Directions: State the number of lines where "клавишу" appears. Add nothing else.
** Start Excerpted records **
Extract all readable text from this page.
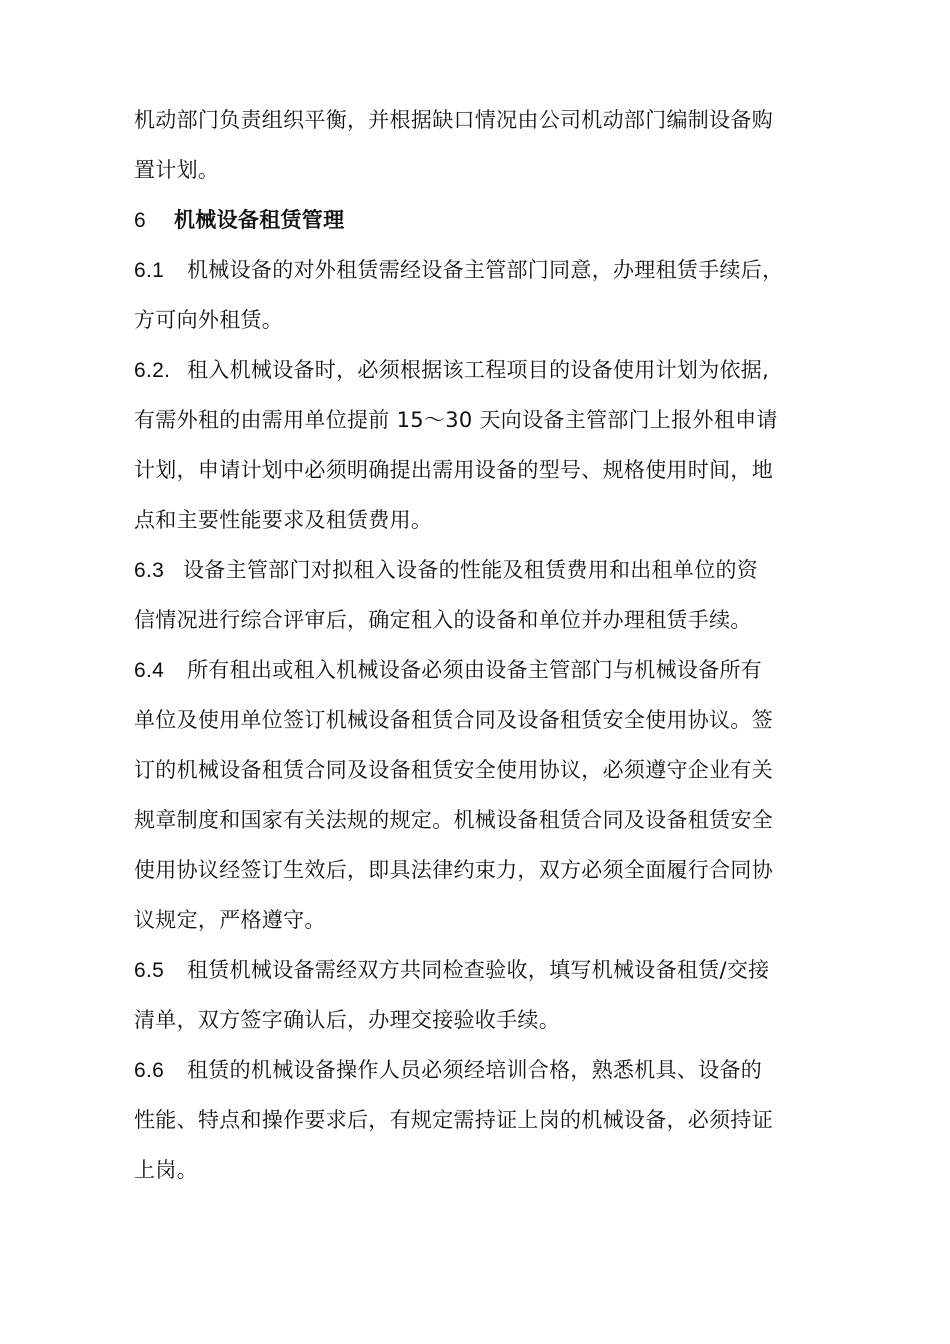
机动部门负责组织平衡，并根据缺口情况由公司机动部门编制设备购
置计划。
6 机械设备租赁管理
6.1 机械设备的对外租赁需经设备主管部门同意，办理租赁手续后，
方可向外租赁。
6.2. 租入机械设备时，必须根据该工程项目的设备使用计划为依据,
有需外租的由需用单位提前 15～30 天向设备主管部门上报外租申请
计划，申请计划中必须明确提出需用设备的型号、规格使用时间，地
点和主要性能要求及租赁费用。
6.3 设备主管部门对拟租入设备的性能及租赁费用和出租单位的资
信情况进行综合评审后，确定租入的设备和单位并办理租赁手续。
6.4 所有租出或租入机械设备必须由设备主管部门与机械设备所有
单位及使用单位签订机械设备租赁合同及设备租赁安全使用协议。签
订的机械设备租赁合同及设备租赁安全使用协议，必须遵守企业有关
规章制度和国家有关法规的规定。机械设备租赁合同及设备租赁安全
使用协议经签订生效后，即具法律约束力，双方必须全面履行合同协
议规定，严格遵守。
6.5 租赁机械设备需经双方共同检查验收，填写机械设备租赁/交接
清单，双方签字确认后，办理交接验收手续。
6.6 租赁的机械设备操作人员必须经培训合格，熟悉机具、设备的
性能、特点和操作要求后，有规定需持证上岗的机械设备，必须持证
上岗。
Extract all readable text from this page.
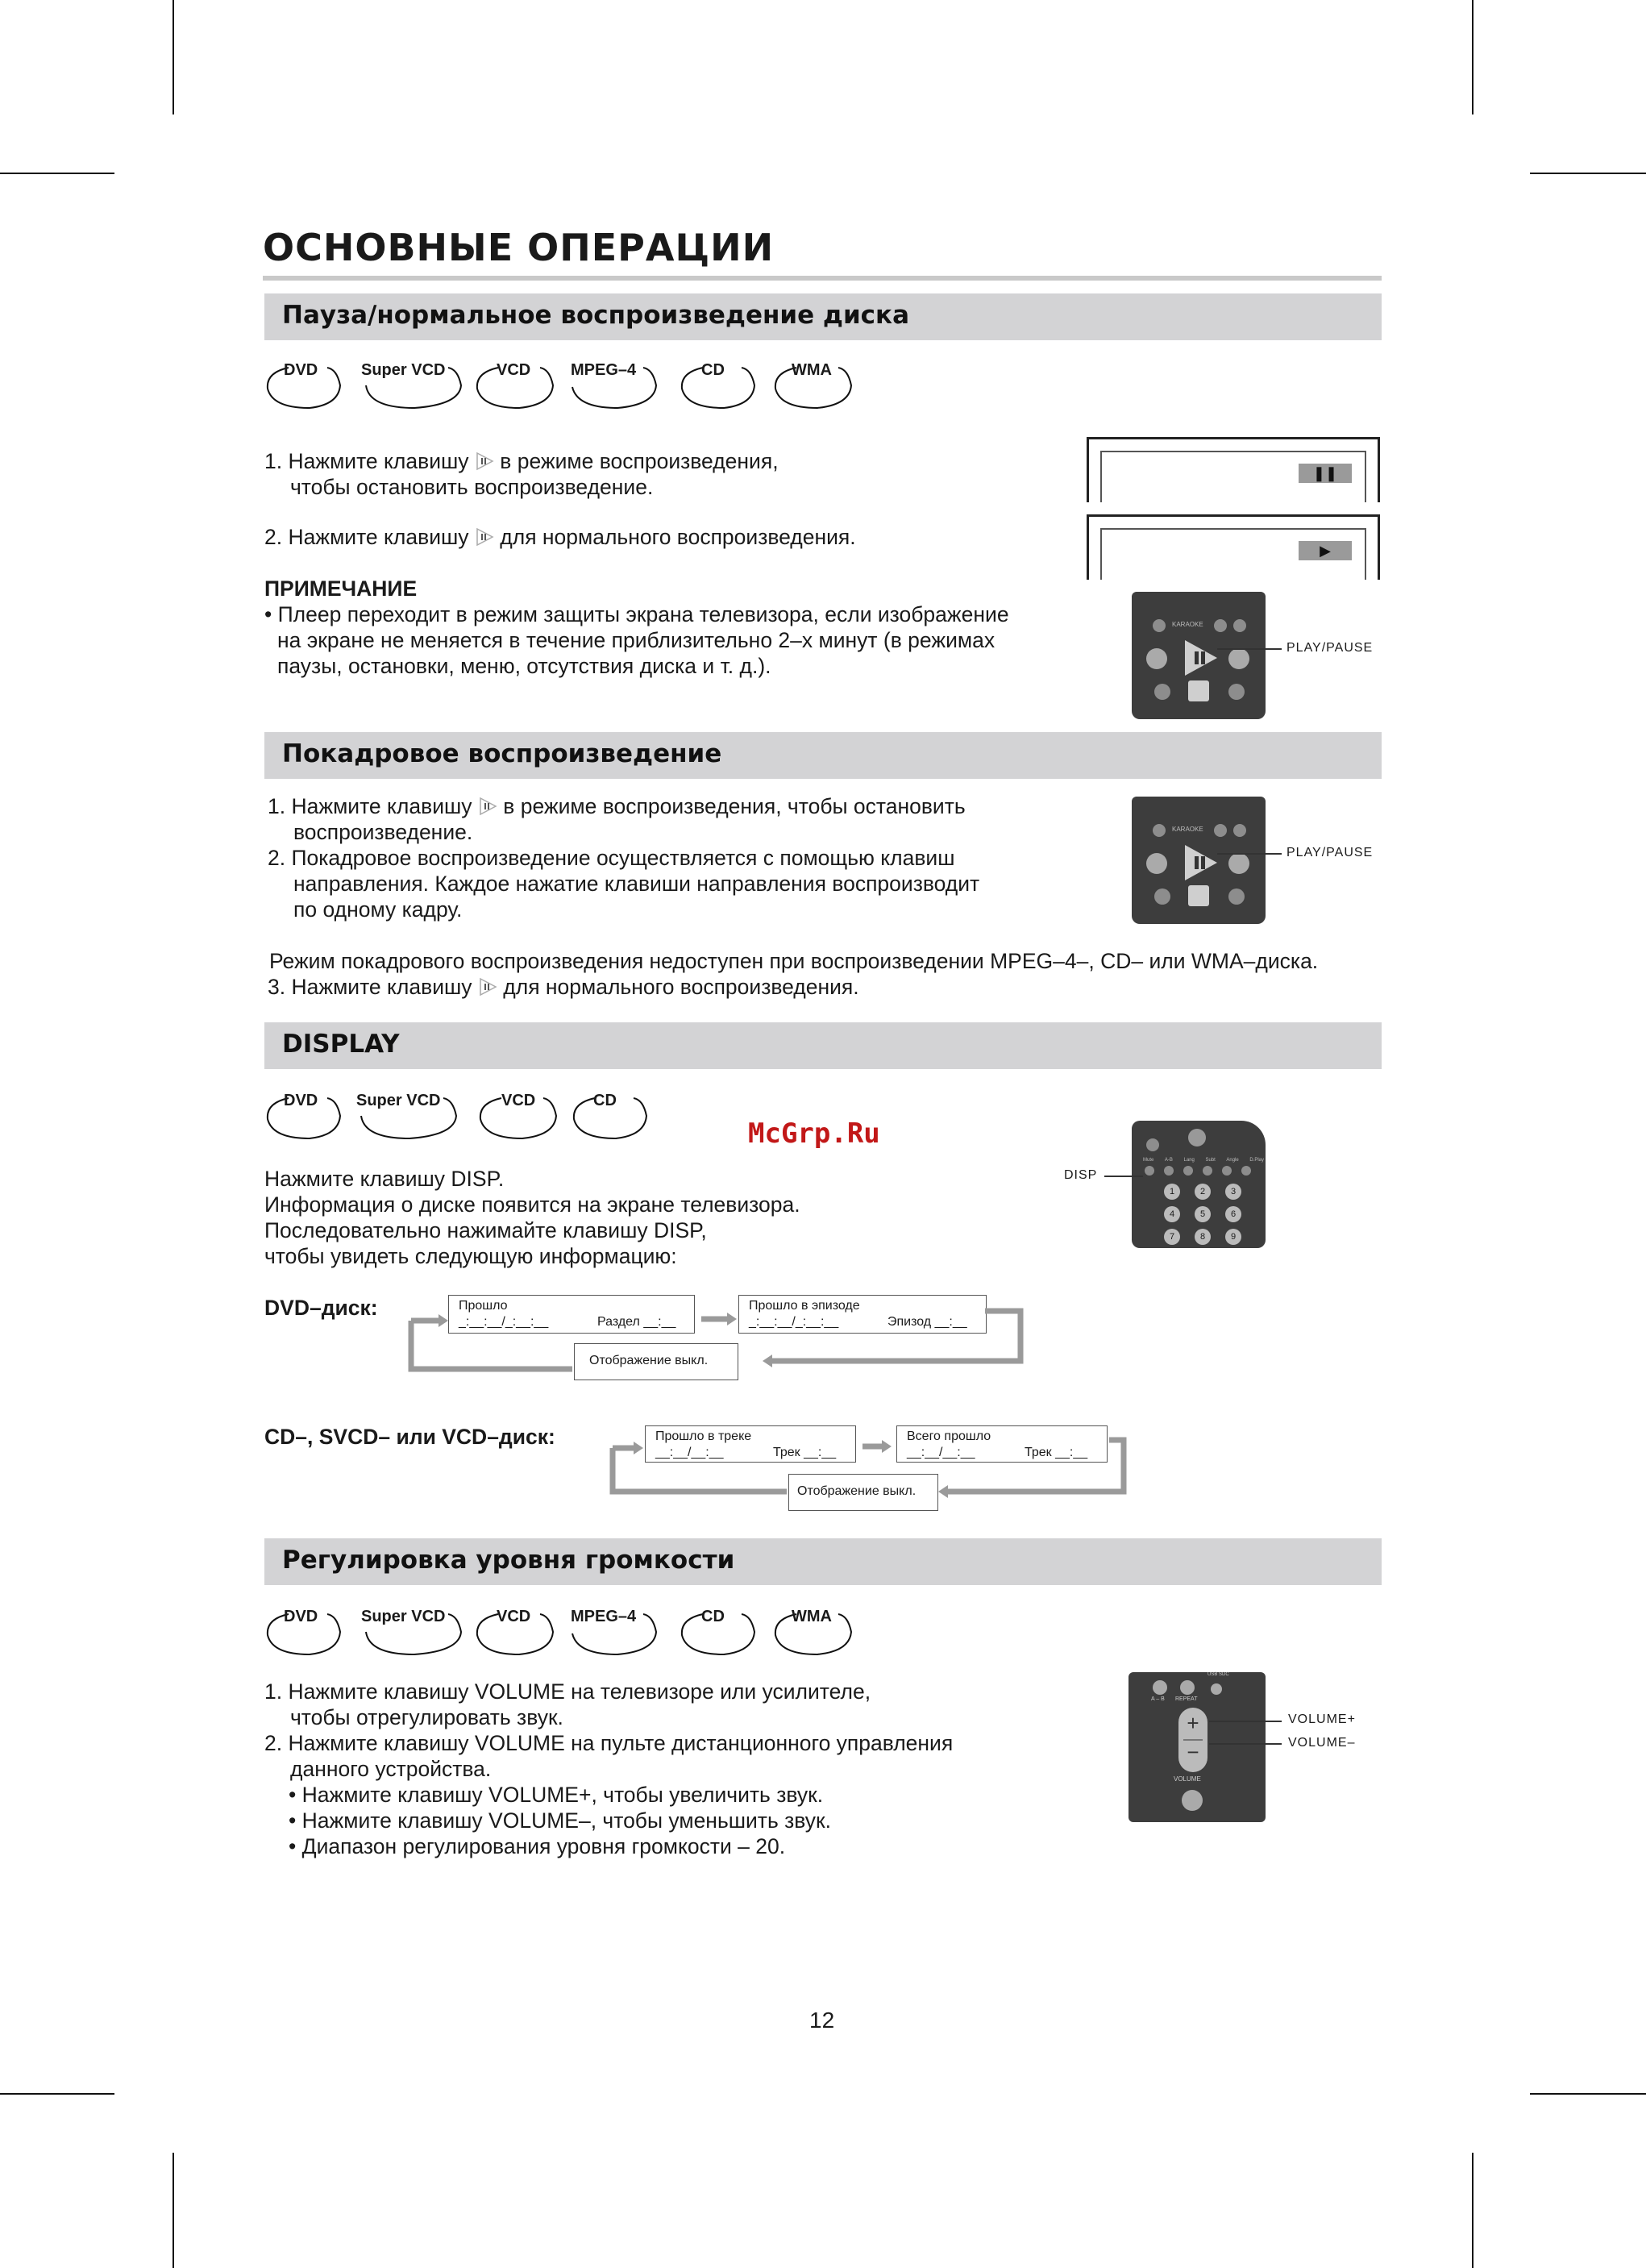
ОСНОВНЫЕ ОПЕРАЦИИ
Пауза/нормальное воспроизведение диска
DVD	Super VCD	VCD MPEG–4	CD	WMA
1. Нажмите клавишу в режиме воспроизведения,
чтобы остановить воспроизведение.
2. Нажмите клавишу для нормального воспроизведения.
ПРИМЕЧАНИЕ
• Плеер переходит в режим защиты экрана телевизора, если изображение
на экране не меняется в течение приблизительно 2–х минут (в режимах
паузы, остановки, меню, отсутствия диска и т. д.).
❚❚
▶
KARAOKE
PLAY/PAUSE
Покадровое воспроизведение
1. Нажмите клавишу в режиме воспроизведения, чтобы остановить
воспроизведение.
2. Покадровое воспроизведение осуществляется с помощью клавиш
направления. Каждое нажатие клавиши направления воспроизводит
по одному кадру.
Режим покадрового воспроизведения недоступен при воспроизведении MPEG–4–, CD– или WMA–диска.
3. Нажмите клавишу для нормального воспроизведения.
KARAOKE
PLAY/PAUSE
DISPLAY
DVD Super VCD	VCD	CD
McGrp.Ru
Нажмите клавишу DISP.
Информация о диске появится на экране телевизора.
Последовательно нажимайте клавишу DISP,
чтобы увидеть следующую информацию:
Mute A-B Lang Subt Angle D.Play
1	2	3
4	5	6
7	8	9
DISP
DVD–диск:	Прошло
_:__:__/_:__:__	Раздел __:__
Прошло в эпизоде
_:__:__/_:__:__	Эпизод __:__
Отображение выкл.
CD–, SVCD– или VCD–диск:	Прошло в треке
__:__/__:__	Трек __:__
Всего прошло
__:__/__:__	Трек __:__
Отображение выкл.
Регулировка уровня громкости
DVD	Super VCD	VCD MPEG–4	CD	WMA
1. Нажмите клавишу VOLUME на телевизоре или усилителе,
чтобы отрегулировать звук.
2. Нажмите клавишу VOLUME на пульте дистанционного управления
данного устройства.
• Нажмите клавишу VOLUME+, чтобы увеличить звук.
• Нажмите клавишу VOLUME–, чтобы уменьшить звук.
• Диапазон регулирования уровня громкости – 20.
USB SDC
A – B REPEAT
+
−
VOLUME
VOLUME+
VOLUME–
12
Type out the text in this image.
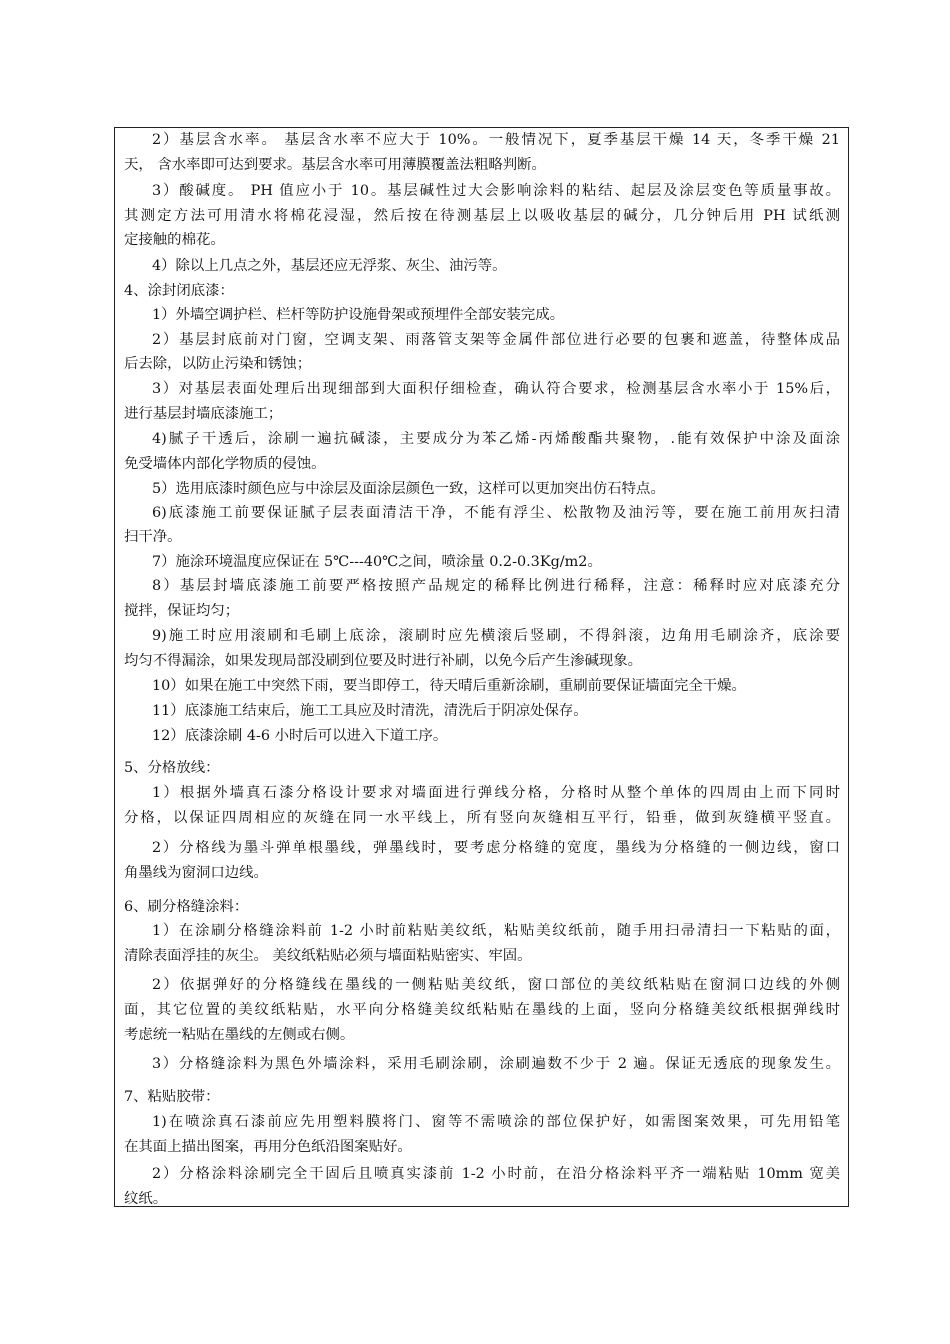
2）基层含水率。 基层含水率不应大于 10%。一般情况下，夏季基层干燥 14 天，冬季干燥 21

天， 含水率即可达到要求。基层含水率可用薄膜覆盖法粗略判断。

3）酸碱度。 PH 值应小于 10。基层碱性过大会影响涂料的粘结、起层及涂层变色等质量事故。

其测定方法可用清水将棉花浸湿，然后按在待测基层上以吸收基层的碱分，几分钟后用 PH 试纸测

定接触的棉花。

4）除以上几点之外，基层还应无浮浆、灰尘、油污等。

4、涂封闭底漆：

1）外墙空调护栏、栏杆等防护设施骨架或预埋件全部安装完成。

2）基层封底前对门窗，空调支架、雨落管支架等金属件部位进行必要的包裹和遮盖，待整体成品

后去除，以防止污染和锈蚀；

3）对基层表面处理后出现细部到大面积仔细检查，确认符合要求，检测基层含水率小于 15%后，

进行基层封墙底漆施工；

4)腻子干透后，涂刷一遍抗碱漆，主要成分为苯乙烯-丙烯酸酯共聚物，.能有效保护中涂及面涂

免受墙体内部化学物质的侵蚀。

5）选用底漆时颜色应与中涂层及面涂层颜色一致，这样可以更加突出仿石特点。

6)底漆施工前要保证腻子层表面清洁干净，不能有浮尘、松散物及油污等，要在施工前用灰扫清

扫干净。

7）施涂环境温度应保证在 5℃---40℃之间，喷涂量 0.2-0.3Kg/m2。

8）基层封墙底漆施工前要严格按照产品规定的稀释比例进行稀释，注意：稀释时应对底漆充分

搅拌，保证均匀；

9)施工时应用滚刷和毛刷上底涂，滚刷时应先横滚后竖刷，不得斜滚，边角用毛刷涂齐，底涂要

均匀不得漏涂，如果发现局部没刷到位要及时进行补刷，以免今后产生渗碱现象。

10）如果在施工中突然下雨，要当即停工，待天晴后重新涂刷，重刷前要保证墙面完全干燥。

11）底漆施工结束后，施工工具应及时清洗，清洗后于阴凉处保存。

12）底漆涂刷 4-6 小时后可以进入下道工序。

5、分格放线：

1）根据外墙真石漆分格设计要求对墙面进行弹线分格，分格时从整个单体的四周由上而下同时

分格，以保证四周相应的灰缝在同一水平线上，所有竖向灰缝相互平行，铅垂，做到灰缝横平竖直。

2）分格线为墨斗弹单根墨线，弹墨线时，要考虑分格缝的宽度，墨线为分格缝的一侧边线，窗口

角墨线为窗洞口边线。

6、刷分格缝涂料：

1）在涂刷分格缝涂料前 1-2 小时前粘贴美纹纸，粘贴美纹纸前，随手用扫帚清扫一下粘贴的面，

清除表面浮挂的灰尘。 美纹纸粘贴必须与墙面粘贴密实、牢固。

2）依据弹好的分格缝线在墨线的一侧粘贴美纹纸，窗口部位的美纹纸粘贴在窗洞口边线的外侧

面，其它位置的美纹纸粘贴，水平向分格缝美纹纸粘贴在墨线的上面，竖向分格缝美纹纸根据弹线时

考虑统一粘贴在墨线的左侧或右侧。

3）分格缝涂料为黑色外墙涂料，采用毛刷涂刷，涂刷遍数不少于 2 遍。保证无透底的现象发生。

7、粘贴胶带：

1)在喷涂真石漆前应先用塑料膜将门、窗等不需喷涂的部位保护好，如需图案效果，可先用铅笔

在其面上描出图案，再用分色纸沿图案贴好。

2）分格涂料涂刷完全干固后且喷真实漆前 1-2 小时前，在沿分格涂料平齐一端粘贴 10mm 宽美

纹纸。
** End Excerpted records **
Written response: 10